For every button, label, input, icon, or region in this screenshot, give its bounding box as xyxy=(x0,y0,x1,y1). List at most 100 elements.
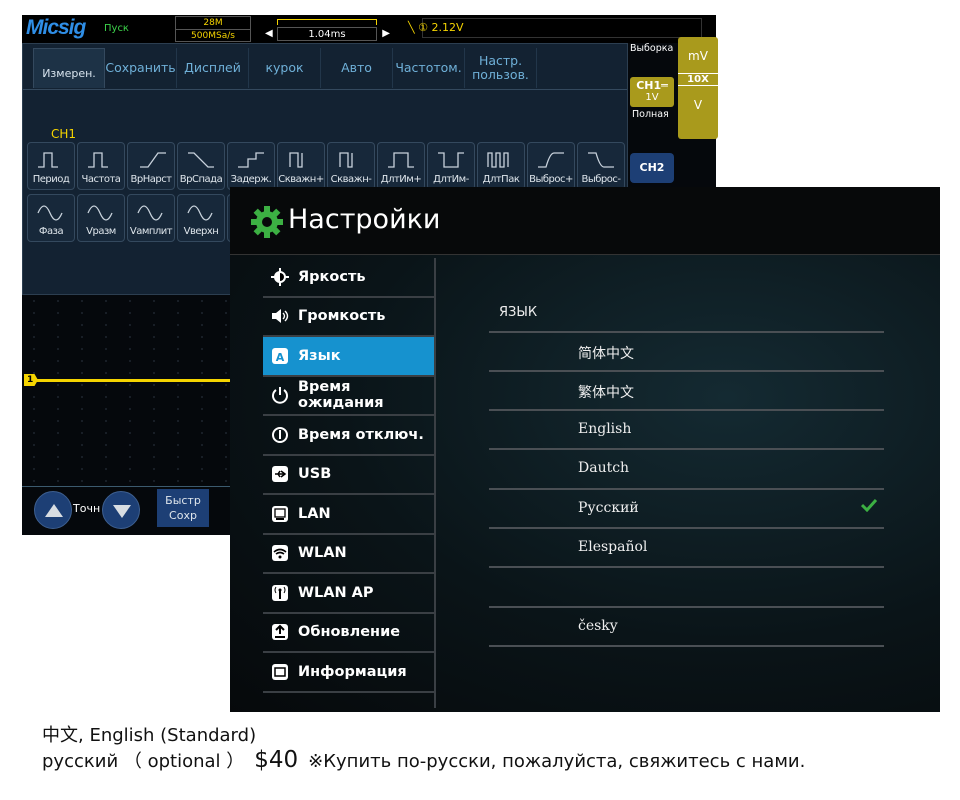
settings-menu-item[interactable]: Громкость xyxy=(263,298,435,337)
measure-4-button[interactable]: ВрСпада xyxy=(177,142,225,190)
shutdown-icon xyxy=(271,426,289,444)
measure-3-button[interactable]: ВрНарст xyxy=(127,142,175,190)
measure-5-button[interactable]: Задерж. xyxy=(227,142,275,190)
measure-11-button[interactable]: Выброс+ xyxy=(527,142,575,190)
settings-menu: Яркость Громкость A Язык Время ожидания Время… xyxy=(263,258,435,693)
measure-12-button[interactable]: Выброс- xyxy=(577,142,625,190)
caption-line-1: 中文, English (Standard) xyxy=(42,725,257,746)
tab-save[interactable]: Сохранить xyxy=(105,48,177,88)
waveform-grid xyxy=(22,295,232,487)
tab-trigger[interactable]: курок xyxy=(249,48,321,88)
down-button[interactable] xyxy=(102,491,140,529)
settings-menu-item[interactable]: A Язык xyxy=(263,337,435,377)
unit-mv[interactable]: mV xyxy=(678,37,718,63)
fine-label: Точн xyxy=(73,502,101,515)
measure-waveform-icon xyxy=(87,205,113,221)
settings-menu-item[interactable]: WLAN AP xyxy=(263,574,435,614)
tab-user-settings[interactable]: Настр. пользов. xyxy=(465,48,537,88)
bandwidth-label: Полная xyxy=(632,109,669,120)
divider xyxy=(434,258,436,708)
measure-label: Выброс+ xyxy=(529,174,573,185)
language-option[interactable]: 繁体中文 xyxy=(489,372,884,412)
settings-menu-item[interactable]: Время отключ. xyxy=(263,416,435,456)
timebase-position-bar xyxy=(277,19,377,25)
check-icon xyxy=(861,498,877,512)
trigger-level: ① 2.12V xyxy=(418,21,464,34)
ch1-button[interactable]: CH1═ 1V xyxy=(630,77,674,107)
settings-menu-item[interactable]: LAN xyxy=(263,495,435,535)
menu-item-label: LAN xyxy=(298,505,331,522)
status-bar: Micsig Пуск 28M 500MSa/s ◀ 1.04ms ▶ ╲ ① 2… xyxy=(22,15,716,43)
measure-waveform-icon xyxy=(588,152,614,168)
language-label: Dautch xyxy=(578,460,630,477)
measure-2-button[interactable]: Частота xyxy=(77,142,125,190)
measure-9-button[interactable]: ДлтИм- xyxy=(427,142,475,190)
measure-label: ДлтПак xyxy=(482,174,520,185)
measure-label: Vразм xyxy=(86,226,116,237)
measure-label: Скважн+ xyxy=(278,174,324,185)
ch1-scale: 1V xyxy=(645,92,659,103)
measure-label: Vамплит xyxy=(129,226,173,237)
ch1-trace xyxy=(34,379,230,382)
tab-auto[interactable]: Авто xyxy=(321,48,393,88)
language-option[interactable]: Русский xyxy=(489,490,884,529)
settings-dialog: Настройки Яркость Громкость A Язык Время ожи… xyxy=(230,187,940,712)
settings-menu-item[interactable]: Время ожидания xyxy=(263,377,435,416)
language-option[interactable]: English xyxy=(489,411,884,451)
lan-icon xyxy=(271,505,289,523)
measure-2-button[interactable]: Vразм xyxy=(77,194,125,242)
menu-item-label: Язык xyxy=(298,347,341,364)
measure-6-button[interactable]: Скважн+ xyxy=(277,142,325,190)
left-arrow-icon[interactable]: ◀ xyxy=(265,28,273,39)
tab-display[interactable]: Дисплей xyxy=(177,48,249,88)
run-state[interactable]: Пуск xyxy=(104,23,129,34)
language-option[interactable] xyxy=(489,568,884,608)
measure-waveform-icon xyxy=(339,152,353,168)
settings-menu-item[interactable]: Яркость xyxy=(263,258,435,298)
price: $40 xyxy=(254,747,299,773)
measure-1-button[interactable]: Период xyxy=(27,142,75,190)
menu-item-label: Время ожидания xyxy=(298,379,384,412)
ch2-button[interactable]: CH2 xyxy=(630,153,674,183)
caption: 中文, English (Standard) русский （ optiona… xyxy=(42,724,805,774)
tab-counter[interactable]: Частотом. xyxy=(393,48,465,88)
measure-waveform-icon xyxy=(137,205,163,221)
settings-header: Настройки xyxy=(230,187,940,255)
settings-menu-item[interactable]: Информация xyxy=(263,653,435,693)
acquisition-info[interactable]: 28M 500MSa/s xyxy=(175,16,251,42)
measure-4-button[interactable]: Vверхн xyxy=(177,194,225,242)
measure-waveform-icon xyxy=(37,205,63,221)
language-option[interactable]: česky xyxy=(489,608,884,647)
settings-menu-item[interactable]: Обновление xyxy=(263,614,435,653)
quick-save-button[interactable]: Быстр Сохр xyxy=(157,489,209,527)
settings-menu-item[interactable]: USB xyxy=(263,456,435,495)
language-option[interactable]: 简体中文 xyxy=(489,333,884,372)
menu-item-label: Обновление xyxy=(298,624,401,641)
unit-selector[interactable]: mV 10X V xyxy=(678,37,718,139)
measure-3-button[interactable]: Vамплит xyxy=(127,194,175,242)
sample-rate: 500MSa/s xyxy=(191,31,235,41)
measure-1-button[interactable]: Фаза xyxy=(27,194,75,242)
menu-item-label: Информация xyxy=(298,663,407,680)
language-icon: A xyxy=(271,347,289,365)
right-arrow-icon[interactable]: ▶ xyxy=(382,28,390,39)
measure-label: Период xyxy=(32,174,70,185)
probe-ratio[interactable]: 10X xyxy=(678,73,718,86)
trigger-box[interactable] xyxy=(422,18,702,38)
tab-measure[interactable]: Измерен. xyxy=(33,48,105,88)
language-option[interactable]: Dautch xyxy=(489,450,884,490)
settings-menu-item[interactable]: WLAN xyxy=(263,535,435,574)
memory-depth: 28M xyxy=(176,17,250,30)
measure-8-button[interactable]: ДлтИм+ xyxy=(377,142,425,190)
unit-v[interactable]: V xyxy=(678,86,718,112)
measure-7-button[interactable]: Скважн- xyxy=(327,142,375,190)
measure-10-button[interactable]: ДлтПак xyxy=(477,142,525,190)
measure-label: Выброс- xyxy=(581,174,622,185)
up-button[interactable] xyxy=(34,491,72,529)
timebase[interactable]: ◀ 1.04ms ▶ xyxy=(265,17,390,41)
language-header: ЯЗЫК xyxy=(489,293,884,333)
measure-waveform-icon xyxy=(88,152,108,168)
measure-label: Скважн- xyxy=(330,174,372,185)
svg-text:A: A xyxy=(276,351,285,364)
language-option[interactable]: Elespañol xyxy=(489,529,884,569)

+---+

ЗАДАНИЕ.
Укажите, сколько строк в записях выше содержат строку «ДлтПак». В ответе должно быть только число.

ОЖИДАЕМЫЙ ОТВЕТ.
2